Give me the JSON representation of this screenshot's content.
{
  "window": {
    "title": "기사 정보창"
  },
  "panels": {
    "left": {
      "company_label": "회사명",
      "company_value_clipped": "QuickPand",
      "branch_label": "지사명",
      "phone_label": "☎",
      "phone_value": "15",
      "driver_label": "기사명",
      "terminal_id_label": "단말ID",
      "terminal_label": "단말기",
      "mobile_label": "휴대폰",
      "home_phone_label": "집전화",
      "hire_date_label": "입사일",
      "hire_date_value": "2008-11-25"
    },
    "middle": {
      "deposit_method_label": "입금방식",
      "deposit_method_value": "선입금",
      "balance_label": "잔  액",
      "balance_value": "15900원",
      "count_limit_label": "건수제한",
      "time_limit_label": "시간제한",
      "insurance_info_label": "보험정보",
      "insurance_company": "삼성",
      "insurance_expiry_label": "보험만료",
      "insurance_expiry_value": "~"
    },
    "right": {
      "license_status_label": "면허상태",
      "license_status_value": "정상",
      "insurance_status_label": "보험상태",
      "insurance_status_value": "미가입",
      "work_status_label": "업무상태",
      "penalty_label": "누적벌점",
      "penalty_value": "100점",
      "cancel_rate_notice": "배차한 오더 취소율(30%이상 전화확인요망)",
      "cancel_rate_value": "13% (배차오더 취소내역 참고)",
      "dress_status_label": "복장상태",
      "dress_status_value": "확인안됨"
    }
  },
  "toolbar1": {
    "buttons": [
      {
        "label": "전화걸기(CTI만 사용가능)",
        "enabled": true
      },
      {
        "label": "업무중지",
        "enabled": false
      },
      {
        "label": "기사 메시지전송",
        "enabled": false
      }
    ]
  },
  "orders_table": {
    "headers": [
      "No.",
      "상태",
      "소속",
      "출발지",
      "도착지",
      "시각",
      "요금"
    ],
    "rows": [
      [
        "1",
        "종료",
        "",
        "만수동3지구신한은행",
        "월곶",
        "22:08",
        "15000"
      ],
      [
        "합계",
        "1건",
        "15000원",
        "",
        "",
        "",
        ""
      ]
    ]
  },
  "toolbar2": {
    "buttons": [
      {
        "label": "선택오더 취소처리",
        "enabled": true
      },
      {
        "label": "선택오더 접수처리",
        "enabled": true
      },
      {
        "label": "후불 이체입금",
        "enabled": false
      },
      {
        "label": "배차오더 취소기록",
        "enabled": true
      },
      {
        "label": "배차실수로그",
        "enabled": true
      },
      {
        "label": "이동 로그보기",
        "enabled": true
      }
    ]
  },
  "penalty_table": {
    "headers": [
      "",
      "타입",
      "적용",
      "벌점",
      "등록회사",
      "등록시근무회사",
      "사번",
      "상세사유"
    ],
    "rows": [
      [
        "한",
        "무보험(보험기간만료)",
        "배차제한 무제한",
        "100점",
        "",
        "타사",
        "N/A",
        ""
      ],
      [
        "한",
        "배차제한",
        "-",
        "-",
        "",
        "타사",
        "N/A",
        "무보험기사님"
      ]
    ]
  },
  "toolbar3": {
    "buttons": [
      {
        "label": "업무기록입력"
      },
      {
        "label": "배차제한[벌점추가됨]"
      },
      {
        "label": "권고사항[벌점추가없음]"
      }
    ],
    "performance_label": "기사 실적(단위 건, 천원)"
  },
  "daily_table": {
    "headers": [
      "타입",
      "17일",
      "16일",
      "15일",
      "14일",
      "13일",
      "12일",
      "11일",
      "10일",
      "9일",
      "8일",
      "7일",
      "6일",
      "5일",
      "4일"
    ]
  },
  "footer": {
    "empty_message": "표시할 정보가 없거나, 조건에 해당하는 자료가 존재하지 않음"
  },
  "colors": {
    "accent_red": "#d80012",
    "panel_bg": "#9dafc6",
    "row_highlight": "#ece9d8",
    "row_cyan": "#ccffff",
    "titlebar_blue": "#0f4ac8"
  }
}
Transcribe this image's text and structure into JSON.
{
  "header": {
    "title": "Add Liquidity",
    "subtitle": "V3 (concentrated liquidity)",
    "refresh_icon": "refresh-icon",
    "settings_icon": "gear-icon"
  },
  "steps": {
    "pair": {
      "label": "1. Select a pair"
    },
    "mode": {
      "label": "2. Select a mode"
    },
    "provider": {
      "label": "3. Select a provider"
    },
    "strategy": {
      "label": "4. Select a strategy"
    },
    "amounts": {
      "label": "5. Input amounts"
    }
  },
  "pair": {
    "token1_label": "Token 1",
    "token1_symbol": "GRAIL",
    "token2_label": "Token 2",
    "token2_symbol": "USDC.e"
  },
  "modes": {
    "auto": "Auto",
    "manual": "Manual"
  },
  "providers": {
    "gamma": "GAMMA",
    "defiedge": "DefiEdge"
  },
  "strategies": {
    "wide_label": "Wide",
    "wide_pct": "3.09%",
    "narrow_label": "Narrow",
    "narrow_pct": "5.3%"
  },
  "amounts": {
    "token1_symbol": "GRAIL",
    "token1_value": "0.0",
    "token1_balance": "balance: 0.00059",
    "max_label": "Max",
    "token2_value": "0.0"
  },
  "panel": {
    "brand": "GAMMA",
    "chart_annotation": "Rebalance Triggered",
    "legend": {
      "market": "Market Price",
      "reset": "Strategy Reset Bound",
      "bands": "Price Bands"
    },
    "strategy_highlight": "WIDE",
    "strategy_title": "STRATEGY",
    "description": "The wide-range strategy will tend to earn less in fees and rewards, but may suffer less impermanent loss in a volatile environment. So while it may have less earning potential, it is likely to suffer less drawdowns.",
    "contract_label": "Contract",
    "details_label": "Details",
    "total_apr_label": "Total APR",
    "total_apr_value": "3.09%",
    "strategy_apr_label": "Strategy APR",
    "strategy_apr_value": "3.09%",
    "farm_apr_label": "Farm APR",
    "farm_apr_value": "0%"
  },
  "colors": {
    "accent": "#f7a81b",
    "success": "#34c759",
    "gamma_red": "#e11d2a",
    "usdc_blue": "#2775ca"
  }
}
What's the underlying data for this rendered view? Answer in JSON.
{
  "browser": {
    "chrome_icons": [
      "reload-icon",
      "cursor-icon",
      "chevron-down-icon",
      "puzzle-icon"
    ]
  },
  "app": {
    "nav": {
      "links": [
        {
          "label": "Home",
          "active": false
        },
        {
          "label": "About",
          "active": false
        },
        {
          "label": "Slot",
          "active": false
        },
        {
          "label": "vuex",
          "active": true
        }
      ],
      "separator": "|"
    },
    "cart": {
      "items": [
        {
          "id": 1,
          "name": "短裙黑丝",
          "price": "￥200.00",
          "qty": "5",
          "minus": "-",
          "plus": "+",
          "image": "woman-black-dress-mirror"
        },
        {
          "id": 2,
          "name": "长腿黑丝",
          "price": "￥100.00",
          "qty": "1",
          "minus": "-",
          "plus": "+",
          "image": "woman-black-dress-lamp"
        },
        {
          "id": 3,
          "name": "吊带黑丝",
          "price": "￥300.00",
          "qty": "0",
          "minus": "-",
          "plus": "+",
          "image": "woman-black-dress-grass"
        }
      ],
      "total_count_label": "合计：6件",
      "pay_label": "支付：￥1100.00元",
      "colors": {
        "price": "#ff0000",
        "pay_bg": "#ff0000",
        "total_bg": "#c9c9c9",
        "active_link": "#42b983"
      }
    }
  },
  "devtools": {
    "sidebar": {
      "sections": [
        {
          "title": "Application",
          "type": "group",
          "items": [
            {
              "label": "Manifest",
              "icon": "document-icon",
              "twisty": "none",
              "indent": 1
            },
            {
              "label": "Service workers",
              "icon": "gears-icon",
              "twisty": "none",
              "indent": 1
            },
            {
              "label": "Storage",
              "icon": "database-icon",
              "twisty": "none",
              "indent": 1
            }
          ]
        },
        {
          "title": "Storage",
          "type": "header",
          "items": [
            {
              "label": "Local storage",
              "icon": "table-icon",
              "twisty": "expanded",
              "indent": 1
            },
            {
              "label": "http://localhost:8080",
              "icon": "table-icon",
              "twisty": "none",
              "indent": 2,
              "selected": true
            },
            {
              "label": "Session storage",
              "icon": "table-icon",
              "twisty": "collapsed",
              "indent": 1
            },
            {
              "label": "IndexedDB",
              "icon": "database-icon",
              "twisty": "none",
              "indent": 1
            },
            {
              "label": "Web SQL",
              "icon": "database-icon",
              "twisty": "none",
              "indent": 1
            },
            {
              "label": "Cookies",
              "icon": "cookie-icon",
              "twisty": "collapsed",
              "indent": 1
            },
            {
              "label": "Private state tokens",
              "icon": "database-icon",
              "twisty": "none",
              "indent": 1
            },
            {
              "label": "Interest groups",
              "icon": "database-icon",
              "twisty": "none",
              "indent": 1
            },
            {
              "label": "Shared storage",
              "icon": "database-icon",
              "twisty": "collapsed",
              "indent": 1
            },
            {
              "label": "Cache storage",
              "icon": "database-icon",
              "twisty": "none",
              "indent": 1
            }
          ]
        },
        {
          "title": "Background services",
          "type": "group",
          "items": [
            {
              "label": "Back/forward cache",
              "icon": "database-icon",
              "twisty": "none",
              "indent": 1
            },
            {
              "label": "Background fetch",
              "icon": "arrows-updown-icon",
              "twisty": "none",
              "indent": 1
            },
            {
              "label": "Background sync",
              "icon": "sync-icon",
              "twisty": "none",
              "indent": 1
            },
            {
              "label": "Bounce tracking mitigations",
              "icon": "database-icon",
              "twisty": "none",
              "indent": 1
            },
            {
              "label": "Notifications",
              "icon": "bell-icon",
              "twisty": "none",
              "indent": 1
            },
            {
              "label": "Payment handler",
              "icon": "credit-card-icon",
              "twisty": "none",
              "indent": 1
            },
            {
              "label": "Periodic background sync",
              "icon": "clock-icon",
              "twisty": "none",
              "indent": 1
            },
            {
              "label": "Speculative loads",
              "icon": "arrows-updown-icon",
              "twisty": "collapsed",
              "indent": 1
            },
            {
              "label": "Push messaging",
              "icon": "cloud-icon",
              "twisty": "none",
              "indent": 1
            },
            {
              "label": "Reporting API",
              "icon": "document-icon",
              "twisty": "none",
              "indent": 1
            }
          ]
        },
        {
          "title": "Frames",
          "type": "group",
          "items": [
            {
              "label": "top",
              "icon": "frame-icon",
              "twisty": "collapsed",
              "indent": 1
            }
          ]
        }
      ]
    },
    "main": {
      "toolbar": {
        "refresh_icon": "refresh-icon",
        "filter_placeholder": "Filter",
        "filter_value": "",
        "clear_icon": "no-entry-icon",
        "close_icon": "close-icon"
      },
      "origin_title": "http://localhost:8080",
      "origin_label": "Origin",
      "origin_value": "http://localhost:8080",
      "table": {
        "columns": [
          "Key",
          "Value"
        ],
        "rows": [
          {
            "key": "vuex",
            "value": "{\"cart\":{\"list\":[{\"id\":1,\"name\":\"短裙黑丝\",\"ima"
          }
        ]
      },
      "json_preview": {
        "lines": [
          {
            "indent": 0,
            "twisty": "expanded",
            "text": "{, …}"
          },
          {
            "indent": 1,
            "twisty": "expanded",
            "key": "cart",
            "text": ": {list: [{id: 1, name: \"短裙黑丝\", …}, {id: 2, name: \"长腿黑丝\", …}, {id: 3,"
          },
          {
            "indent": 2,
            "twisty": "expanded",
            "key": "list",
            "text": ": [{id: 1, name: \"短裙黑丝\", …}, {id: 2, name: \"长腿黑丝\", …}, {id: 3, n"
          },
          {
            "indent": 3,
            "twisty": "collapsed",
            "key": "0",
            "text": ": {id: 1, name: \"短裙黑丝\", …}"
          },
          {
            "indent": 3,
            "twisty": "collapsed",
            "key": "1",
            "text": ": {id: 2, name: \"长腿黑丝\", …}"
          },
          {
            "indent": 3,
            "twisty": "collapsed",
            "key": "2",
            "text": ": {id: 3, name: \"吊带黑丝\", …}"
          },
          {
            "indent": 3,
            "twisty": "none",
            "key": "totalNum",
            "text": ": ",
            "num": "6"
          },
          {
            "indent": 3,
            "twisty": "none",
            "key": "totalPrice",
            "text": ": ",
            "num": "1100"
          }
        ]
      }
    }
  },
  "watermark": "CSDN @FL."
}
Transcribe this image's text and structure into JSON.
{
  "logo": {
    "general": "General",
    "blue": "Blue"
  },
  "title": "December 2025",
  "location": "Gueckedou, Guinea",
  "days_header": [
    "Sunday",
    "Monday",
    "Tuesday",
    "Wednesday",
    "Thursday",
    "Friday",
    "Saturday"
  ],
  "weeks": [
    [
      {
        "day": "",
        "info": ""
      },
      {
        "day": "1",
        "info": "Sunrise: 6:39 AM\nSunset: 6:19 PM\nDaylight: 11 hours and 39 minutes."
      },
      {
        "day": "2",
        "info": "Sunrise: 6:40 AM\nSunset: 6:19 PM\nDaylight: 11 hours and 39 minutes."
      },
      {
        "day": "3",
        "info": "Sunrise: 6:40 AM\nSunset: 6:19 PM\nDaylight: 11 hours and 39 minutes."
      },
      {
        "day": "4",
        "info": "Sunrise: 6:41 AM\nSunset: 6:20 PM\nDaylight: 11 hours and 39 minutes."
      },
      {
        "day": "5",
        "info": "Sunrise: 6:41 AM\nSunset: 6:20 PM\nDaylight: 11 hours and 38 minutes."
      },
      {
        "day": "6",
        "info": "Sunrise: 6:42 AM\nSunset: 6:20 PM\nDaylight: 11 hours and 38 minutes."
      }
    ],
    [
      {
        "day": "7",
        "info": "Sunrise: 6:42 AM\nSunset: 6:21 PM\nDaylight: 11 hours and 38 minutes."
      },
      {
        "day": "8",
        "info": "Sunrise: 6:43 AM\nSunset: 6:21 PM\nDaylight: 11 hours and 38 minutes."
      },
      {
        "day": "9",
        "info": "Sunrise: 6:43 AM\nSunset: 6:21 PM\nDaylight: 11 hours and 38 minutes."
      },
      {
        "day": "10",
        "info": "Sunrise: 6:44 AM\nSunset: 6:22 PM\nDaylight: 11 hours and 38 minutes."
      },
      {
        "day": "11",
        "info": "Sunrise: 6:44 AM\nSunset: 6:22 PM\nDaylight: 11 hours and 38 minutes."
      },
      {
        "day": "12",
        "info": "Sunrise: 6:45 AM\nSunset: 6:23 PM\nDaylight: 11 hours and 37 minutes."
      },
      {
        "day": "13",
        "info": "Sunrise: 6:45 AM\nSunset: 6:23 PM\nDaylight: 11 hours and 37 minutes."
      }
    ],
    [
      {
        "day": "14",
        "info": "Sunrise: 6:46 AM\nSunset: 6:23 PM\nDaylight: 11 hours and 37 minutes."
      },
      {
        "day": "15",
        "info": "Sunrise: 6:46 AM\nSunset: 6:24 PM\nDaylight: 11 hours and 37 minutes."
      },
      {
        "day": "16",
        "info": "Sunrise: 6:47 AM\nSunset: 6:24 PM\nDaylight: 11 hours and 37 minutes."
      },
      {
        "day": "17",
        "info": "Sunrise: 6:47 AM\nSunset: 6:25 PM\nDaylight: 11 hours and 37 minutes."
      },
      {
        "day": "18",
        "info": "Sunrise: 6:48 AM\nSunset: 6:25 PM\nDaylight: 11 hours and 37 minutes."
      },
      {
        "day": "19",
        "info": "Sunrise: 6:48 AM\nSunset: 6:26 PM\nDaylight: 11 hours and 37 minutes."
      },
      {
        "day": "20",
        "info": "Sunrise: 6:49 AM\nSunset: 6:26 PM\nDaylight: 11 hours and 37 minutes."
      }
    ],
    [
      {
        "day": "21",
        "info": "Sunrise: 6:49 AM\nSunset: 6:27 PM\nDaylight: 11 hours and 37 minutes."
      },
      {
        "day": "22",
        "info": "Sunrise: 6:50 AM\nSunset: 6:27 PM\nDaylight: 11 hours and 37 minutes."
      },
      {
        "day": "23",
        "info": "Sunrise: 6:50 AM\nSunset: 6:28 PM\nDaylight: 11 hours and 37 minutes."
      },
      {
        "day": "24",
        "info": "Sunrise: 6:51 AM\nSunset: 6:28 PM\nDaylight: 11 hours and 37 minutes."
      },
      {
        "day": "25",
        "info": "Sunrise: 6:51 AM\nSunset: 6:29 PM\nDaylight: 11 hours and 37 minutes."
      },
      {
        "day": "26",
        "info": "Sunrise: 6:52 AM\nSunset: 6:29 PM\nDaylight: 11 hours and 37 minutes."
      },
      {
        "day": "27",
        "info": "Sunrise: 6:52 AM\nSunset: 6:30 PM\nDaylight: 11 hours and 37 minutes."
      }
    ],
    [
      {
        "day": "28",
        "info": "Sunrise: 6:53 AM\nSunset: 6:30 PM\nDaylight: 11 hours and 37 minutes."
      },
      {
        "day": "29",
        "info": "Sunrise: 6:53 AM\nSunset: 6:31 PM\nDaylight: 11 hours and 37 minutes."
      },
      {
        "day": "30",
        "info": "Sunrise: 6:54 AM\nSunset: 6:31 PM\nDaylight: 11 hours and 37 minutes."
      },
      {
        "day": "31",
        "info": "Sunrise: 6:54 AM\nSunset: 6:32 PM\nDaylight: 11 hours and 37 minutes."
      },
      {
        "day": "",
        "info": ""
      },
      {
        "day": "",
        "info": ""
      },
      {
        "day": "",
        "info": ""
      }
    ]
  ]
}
# # # #
Request
Filter the records above for "sync" and copy every matching line.

Completed exercise
              "label": "Background sync",
              "icon": "sync-icon",
              "label": "Periodic background sync",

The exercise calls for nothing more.